Return the entries below in their exact form, leaving the pictures out.

((

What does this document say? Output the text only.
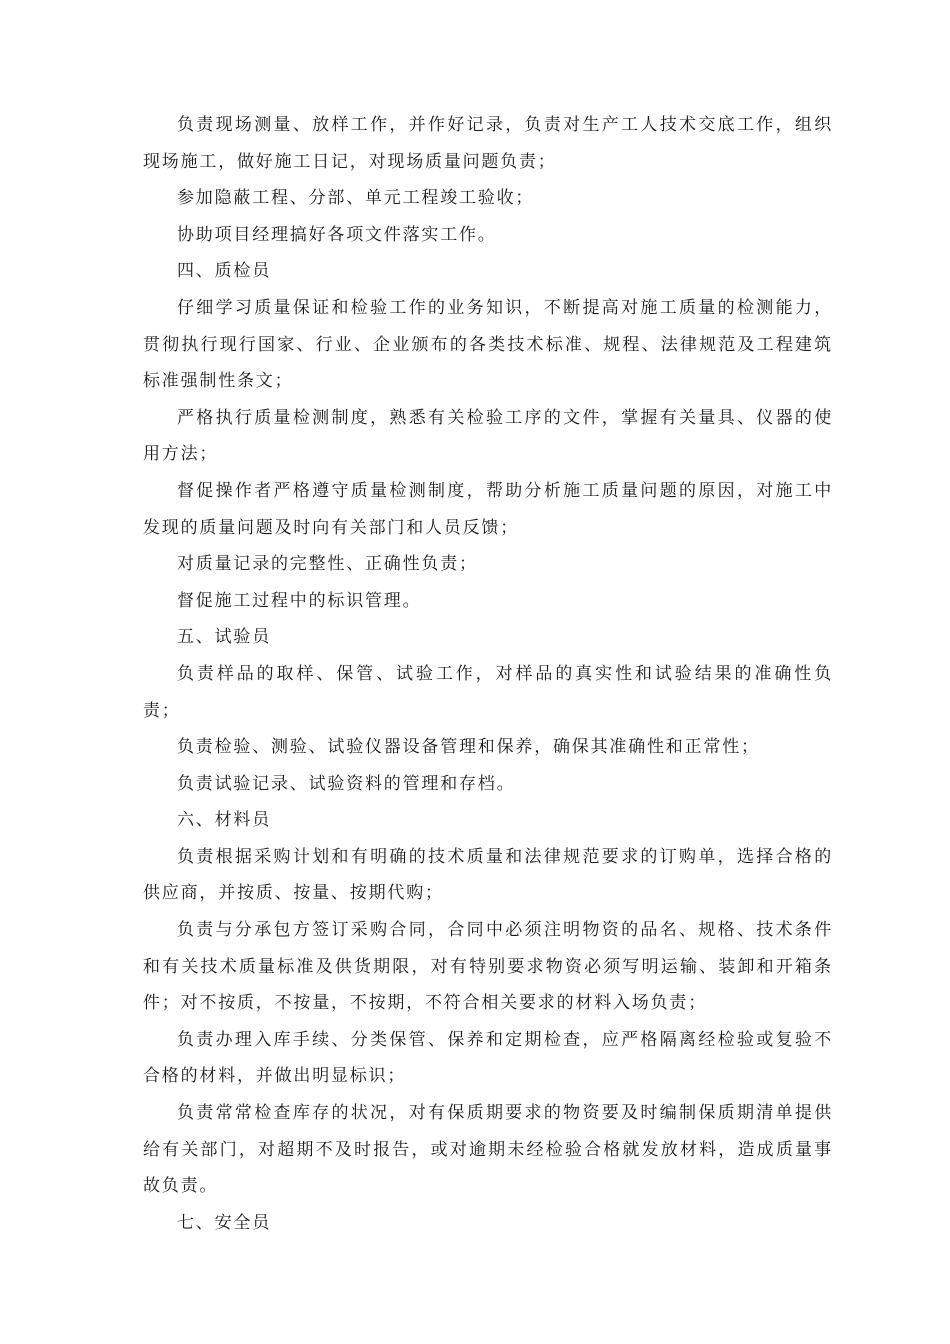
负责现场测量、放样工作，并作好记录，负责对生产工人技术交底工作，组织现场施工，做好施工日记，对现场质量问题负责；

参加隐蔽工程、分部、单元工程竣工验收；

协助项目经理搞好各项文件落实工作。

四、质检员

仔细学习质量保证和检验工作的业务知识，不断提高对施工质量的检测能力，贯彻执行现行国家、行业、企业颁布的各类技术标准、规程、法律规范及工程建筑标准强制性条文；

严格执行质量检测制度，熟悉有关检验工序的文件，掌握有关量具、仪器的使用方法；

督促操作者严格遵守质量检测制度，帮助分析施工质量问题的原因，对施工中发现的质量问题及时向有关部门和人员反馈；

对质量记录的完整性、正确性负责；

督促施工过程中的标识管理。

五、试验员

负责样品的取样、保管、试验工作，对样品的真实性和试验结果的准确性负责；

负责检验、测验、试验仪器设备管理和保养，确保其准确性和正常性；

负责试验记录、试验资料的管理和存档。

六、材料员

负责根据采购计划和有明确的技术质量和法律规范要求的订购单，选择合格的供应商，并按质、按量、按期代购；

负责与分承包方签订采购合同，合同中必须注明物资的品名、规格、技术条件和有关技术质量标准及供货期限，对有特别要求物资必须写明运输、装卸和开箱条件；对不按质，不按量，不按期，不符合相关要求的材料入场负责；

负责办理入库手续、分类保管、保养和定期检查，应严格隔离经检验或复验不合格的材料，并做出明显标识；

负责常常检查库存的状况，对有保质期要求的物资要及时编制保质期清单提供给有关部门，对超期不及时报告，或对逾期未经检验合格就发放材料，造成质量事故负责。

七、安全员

))

_Response to the task_
What does this document say? Output the text only.
负责现场测量、放样工作，并作好记录，负责对生产工人技术交底工作，组织现场施工，做好施工日记，对现场质量问题负责；

参加隐蔽工程、分部、单元工程竣工验收；

协助项目经理搞好各项文件落实工作。

四、质检员

仔细学习质量保证和检验工作的业务知识，不断提高对施工质量的检测能力，贯彻执行现行国家、行业、企业颁布的各类技术标准、规程、法律规范及工程建筑标准强制性条文；

严格执行质量检测制度，熟悉有关检验工序的文件，掌握有关量具、仪器的使用方法；

督促操作者严格遵守质量检测制度，帮助分析施工质量问题的原因，对施工中发现的质量问题及时向有关部门和人员反馈；

对质量记录的完整性、正确性负责；

督促施工过程中的标识管理。

五、试验员

负责样品的取样、保管、试验工作，对样品的真实性和试验结果的准确性负责；

负责检验、测验、试验仪器设备管理和保养，确保其准确性和正常性；

负责试验记录、试验资料的管理和存档。

六、材料员

负责根据采购计划和有明确的技术质量和法律规范要求的订购单，选择合格的供应商，并按质、按量、按期代购；

负责与分承包方签订采购合同，合同中必须注明物资的品名、规格、技术条件和有关技术质量标准及供货期限，对有特别要求物资必须写明运输、装卸和开箱条件；对不按质，不按量，不按期，不符合相关要求的材料入场负责；

负责办理入库手续、分类保管、保养和定期检查，应严格隔离经检验或复验不合格的材料，并做出明显标识；

负责常常检查库存的状况，对有保质期要求的物资要及时编制保质期清单提供给有关部门，对超期不及时报告，或对逾期未经检验合格就发放材料，造成质量事故负责。

七、安全员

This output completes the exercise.